* Begin Data section *

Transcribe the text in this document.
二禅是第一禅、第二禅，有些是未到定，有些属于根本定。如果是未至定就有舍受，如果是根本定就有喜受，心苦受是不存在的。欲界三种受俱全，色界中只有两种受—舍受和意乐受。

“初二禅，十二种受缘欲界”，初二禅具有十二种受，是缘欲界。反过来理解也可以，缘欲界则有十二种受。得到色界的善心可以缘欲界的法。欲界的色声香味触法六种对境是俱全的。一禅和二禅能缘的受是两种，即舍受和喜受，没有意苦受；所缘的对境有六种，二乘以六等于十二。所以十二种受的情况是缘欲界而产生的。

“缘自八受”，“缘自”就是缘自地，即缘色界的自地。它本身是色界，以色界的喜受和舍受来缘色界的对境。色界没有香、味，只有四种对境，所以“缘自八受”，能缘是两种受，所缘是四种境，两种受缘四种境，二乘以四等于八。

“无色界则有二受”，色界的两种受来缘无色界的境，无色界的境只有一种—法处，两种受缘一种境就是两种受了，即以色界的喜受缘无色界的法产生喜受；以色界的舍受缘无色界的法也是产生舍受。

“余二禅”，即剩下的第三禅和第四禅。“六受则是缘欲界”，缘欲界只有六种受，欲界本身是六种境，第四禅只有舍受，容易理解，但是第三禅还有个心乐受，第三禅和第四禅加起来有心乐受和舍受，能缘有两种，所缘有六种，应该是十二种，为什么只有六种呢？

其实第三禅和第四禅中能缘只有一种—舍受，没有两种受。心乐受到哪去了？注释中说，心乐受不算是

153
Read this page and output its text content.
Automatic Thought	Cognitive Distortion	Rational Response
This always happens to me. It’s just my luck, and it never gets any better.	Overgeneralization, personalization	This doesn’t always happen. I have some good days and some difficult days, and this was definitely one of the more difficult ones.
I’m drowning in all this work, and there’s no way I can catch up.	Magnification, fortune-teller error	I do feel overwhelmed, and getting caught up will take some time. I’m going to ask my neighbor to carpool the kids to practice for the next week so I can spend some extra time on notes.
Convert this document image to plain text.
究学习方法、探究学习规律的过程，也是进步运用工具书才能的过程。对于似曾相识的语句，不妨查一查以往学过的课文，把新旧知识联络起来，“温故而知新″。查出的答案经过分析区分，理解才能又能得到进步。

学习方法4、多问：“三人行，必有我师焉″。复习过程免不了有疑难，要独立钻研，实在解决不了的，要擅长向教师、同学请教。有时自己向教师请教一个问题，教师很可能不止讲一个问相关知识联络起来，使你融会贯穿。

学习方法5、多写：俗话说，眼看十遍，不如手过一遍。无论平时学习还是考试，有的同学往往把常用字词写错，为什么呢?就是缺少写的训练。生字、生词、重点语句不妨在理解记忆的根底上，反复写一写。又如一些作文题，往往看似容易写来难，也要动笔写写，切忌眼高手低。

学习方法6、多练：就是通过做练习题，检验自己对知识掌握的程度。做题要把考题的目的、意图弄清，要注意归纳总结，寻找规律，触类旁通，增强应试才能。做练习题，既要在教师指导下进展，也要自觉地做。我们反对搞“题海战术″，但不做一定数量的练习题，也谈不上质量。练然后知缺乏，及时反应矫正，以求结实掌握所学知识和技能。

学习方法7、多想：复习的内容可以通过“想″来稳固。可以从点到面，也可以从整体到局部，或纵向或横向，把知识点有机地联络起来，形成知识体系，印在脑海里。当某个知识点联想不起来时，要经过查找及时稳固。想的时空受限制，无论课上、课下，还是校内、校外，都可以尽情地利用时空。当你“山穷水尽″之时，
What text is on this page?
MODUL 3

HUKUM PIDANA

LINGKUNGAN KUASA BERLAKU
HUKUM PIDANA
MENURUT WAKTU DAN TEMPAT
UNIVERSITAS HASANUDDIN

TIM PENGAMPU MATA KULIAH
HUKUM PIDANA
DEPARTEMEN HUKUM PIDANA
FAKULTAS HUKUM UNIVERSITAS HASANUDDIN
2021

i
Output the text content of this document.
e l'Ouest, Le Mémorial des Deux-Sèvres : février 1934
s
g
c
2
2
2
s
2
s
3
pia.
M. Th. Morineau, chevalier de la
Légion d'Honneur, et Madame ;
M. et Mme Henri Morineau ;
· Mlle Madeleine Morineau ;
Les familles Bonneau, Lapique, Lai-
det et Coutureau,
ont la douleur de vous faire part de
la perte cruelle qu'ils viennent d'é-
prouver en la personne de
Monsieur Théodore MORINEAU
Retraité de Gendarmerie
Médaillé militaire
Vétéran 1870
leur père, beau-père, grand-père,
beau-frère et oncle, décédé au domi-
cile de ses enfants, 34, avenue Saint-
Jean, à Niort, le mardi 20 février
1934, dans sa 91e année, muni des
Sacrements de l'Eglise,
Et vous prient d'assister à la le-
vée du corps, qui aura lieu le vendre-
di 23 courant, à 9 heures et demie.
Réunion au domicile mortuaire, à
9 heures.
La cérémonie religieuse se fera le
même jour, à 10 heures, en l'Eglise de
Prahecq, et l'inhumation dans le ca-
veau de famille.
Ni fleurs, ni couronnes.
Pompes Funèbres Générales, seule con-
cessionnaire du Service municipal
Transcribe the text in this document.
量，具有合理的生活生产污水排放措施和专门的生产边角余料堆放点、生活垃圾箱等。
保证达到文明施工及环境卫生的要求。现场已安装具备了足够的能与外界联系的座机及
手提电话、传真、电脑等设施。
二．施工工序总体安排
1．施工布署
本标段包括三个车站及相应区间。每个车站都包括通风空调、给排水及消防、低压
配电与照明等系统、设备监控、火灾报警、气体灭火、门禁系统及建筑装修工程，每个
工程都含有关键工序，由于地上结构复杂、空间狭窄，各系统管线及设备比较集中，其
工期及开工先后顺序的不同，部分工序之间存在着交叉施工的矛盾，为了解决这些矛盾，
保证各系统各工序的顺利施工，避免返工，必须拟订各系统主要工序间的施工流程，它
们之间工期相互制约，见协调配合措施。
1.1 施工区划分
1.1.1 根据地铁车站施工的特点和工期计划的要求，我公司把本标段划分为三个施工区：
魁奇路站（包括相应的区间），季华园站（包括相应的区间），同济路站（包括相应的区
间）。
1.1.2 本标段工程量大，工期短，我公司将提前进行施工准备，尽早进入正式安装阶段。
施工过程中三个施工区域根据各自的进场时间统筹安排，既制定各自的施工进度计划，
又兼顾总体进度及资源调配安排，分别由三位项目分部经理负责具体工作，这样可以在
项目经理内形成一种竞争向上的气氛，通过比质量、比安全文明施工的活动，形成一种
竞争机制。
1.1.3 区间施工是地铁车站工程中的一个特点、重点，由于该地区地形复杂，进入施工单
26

* End Data section *

- [Exercise requirements] Your task is to repeat every line exactly.

- [Expected answer]
Transcribe the text in this document.
二禅是第一禅、第二禅，有些是未到定，有些属于根本定。如果是未至定就有舍受，如果是根本定就有喜受，心苦受是不存在的。欲界三种受俱全，色界中只有两种受—舍受和意乐受。

“初二禅，十二种受缘欲界”，初二禅具有十二种受，是缘欲界。反过来理解也可以，缘欲界则有十二种受。得到色界的善心可以缘欲界的法。欲界的色声香味触法六种对境是俱全的。一禅和二禅能缘的受是两种，即舍受和喜受，没有意苦受；所缘的对境有六种，二乘以六等于十二。所以十二种受的情况是缘欲界而产生的。

“缘自八受”，“缘自”就是缘自地，即缘色界的自地。它本身是色界，以色界的喜受和舍受来缘色界的对境。色界没有香、味，只有四种对境，所以“缘自八受”，能缘是两种受，所缘是四种境，两种受缘四种境，二乘以四等于八。

“无色界则有二受”，色界的两种受来缘无色界的境，无色界的境只有一种—法处，两种受缘一种境就是两种受了，即以色界的喜受缘无色界的法产生喜受；以色界的舍受缘无色界的法也是产生舍受。

“余二禅”，即剩下的第三禅和第四禅。“六受则是缘欲界”，缘欲界只有六种受，欲界本身是六种境，第四禅只有舍受，容易理解，但是第三禅还有个心乐受，第三禅和第四禅加起来有心乐受和舍受，能缘有两种，所缘有六种，应该是十二种，为什么只有六种呢？

其实第三禅和第四禅中能缘只有一种—舍受，没有两种受。心乐受到哪去了？注释中说，心乐受不算是

153
Read this page and output its text content.
Automatic Thought	Cognitive Distortion	Rational Response
This always happens to me. It’s just my luck, and it never gets any better.	Overgeneralization, personalization	This doesn’t always happen. I have some good days and some difficult days, and this was definitely one of the more difficult ones.
I’m drowning in all this work, and there’s no way I can catch up.	Magnification, fortune-teller error	I do feel overwhelmed, and getting caught up will take some time. I’m going to ask my neighbor to carpool the kids to practice for the next week so I can spend some extra time on notes.
Convert this document image to plain text.
究学习方法、探究学习规律的过程，也是进步运用工具书才能的过程。对于似曾相识的语句，不妨查一查以往学过的课文，把新旧知识联络起来，“温故而知新″。查出的答案经过分析区分，理解才能又能得到进步。

学习方法4、多问：“三人行，必有我师焉″。复习过程免不了有疑难，要独立钻研，实在解决不了的，要擅长向教师、同学请教。有时自己向教师请教一个问题，教师很可能不止讲一个问相关知识联络起来，使你融会贯穿。

学习方法5、多写：俗话说，眼看十遍，不如手过一遍。无论平时学习还是考试，有的同学往往把常用字词写错，为什么呢?就是缺少写的训练。生字、生词、重点语句不妨在理解记忆的根底上，反复写一写。又如一些作文题，往往看似容易写来难，也要动笔写写，切忌眼高手低。

学习方法6、多练：就是通过做练习题，检验自己对知识掌握的程度。做题要把考题的目的、意图弄清，要注意归纳总结，寻找规律，触类旁通，增强应试才能。做练习题，既要在教师指导下进展，也要自觉地做。我们反对搞“题海战术″，但不做一定数量的练习题，也谈不上质量。练然后知缺乏，及时反应矫正，以求结实掌握所学知识和技能。

学习方法7、多想：复习的内容可以通过“想″来稳固。可以从点到面，也可以从整体到局部，或纵向或横向，把知识点有机地联络起来，形成知识体系，印在脑海里。当某个知识点联想不起来时，要经过查找及时稳固。想的时空受限制，无论课上、课下，还是校内、校外，都可以尽情地利用时空。当你“山穷水尽″之时，
What text is on this page?
MODUL 3

HUKUM PIDANA

LINGKUNGAN KUASA BERLAKU
HUKUM PIDANA
MENURUT WAKTU DAN TEMPAT
UNIVERSITAS HASANUDDIN

TIM PENGAMPU MATA KULIAH
HUKUM PIDANA
DEPARTEMEN HUKUM PIDANA
FAKULTAS HUKUM UNIVERSITAS HASANUDDIN
2021

i
Output the text content of this document.
e l'Ouest, Le Mémorial des Deux-Sèvres : février 1934
s
g
c
2
2
2
s
2
s
3
pia.
M. Th. Morineau, chevalier de la
Légion d'Honneur, et Madame ;
M. et Mme Henri Morineau ;
· Mlle Madeleine Morineau ;
Les familles Bonneau, Lapique, Lai-
det et Coutureau,
ont la douleur de vous faire part de
la perte cruelle qu'ils viennent d'é-
prouver en la personne de
Monsieur Théodore MORINEAU
Retraité de Gendarmerie
Médaillé militaire
Vétéran 1870
leur père, beau-père, grand-père,
beau-frère et oncle, décédé au domi-
cile de ses enfants, 34, avenue Saint-
Jean, à Niort, le mardi 20 février
1934, dans sa 91e année, muni des
Sacrements de l'Eglise,
Et vous prient d'assister à la le-
vée du corps, qui aura lieu le vendre-
di 23 courant, à 9 heures et demie.
Réunion au domicile mortuaire, à
9 heures.
La cérémonie religieuse se fera le
même jour, à 10 heures, en l'Eglise de
Prahecq, et l'inhumation dans le ca-
veau de famille.
Ni fleurs, ni couronnes.
Pompes Funèbres Générales, seule con-
cessionnaire du Service municipal
Transcribe the text in this document.
量，具有合理的生活生产污水排放措施和专门的生产边角余料堆放点、生活垃圾箱等。
保证达到文明施工及环境卫生的要求。现场已安装具备了足够的能与外界联系的座机及
手提电话、传真、电脑等设施。
二．施工工序总体安排
1．施工布署
本标段包括三个车站及相应区间。每个车站都包括通风空调、给排水及消防、低压
配电与照明等系统、设备监控、火灾报警、气体灭火、门禁系统及建筑装修工程，每个
工程都含有关键工序，由于地上结构复杂、空间狭窄，各系统管线及设备比较集中，其
工期及开工先后顺序的不同，部分工序之间存在着交叉施工的矛盾，为了解决这些矛盾，
保证各系统各工序的顺利施工，避免返工，必须拟订各系统主要工序间的施工流程，它
们之间工期相互制约，见协调配合措施。
1.1 施工区划分
1.1.1 根据地铁车站施工的特点和工期计划的要求，我公司把本标段划分为三个施工区：
魁奇路站（包括相应的区间），季华园站（包括相应的区间），同济路站（包括相应的区
间）。
1.1.2 本标段工程量大，工期短，我公司将提前进行施工准备，尽早进入正式安装阶段。
施工过程中三个施工区域根据各自的进场时间统筹安排，既制定各自的施工进度计划，
又兼顾总体进度及资源调配安排，分别由三位项目分部经理负责具体工作，这样可以在
项目经理内形成一种竞争向上的气氛，通过比质量、比安全文明施工的活动，形成一种
竞争机制。
1.1.3 区间施工是地铁车站工程中的一个特点、重点，由于该地区地形复杂，进入施工单
26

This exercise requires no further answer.